Collected data:
━━━

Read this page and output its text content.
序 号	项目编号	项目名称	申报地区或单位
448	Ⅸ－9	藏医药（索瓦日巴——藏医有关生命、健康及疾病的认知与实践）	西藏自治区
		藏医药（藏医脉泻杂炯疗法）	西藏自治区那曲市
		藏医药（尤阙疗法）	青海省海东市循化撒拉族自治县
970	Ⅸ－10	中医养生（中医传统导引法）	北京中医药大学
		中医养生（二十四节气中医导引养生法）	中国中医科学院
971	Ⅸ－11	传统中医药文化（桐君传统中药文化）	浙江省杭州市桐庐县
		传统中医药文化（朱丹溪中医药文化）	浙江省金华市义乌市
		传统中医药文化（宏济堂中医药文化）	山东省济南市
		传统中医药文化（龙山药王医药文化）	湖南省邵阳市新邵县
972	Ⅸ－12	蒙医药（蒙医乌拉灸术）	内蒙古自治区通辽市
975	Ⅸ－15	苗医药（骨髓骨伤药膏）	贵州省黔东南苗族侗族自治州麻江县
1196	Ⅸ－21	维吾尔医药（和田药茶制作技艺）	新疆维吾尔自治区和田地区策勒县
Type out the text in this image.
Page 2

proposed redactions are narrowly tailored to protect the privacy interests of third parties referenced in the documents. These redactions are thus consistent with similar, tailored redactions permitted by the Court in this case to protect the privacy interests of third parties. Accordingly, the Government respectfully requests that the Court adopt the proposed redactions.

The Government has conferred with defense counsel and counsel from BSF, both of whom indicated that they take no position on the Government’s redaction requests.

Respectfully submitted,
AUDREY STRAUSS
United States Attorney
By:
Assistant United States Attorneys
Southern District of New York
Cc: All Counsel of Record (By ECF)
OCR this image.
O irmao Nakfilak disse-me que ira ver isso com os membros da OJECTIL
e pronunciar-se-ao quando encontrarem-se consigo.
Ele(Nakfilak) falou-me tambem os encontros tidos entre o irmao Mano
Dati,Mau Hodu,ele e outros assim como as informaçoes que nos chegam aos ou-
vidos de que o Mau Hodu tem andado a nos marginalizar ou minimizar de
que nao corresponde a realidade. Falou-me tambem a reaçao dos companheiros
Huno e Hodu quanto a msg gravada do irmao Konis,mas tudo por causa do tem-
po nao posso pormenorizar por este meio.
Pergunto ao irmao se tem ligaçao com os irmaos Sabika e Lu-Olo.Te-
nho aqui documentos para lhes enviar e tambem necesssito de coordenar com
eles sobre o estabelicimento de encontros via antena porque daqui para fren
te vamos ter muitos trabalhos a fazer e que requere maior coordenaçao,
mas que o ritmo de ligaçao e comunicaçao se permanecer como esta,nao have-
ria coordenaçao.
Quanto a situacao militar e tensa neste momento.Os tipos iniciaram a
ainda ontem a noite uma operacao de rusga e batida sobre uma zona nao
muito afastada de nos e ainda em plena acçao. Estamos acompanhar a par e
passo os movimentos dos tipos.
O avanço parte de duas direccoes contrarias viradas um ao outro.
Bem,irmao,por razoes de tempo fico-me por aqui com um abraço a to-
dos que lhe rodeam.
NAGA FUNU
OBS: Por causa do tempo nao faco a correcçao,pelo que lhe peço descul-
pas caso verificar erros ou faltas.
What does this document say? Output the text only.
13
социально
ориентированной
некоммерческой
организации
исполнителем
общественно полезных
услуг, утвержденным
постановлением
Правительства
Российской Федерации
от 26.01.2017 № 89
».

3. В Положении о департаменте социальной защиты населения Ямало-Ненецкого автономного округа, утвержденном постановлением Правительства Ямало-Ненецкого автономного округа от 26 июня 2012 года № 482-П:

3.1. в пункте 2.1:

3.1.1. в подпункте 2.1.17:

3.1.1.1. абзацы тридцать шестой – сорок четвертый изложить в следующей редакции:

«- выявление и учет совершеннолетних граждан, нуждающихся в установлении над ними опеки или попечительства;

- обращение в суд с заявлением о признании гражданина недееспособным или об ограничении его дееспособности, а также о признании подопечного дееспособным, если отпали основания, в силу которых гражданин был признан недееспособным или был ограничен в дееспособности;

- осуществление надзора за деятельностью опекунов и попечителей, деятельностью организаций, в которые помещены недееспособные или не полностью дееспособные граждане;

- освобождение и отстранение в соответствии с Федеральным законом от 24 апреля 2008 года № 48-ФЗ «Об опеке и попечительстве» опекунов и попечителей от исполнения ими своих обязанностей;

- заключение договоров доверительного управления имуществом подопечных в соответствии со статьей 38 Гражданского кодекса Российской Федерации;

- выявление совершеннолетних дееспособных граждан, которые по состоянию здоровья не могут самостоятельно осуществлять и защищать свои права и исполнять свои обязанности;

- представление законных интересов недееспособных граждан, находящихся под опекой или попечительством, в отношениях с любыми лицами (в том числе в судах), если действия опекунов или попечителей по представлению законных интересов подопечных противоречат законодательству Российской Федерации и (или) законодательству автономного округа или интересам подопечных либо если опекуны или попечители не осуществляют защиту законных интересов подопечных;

━━━

**Short task**
Using the listing above, show every line that includes the string "ainda".

**Written answer**
ainda ontem a noite uma operacao de rusga e batida sobre uma zona nao
muito afastada de nos e ainda em plena acçao. Estamos acompanhar a par e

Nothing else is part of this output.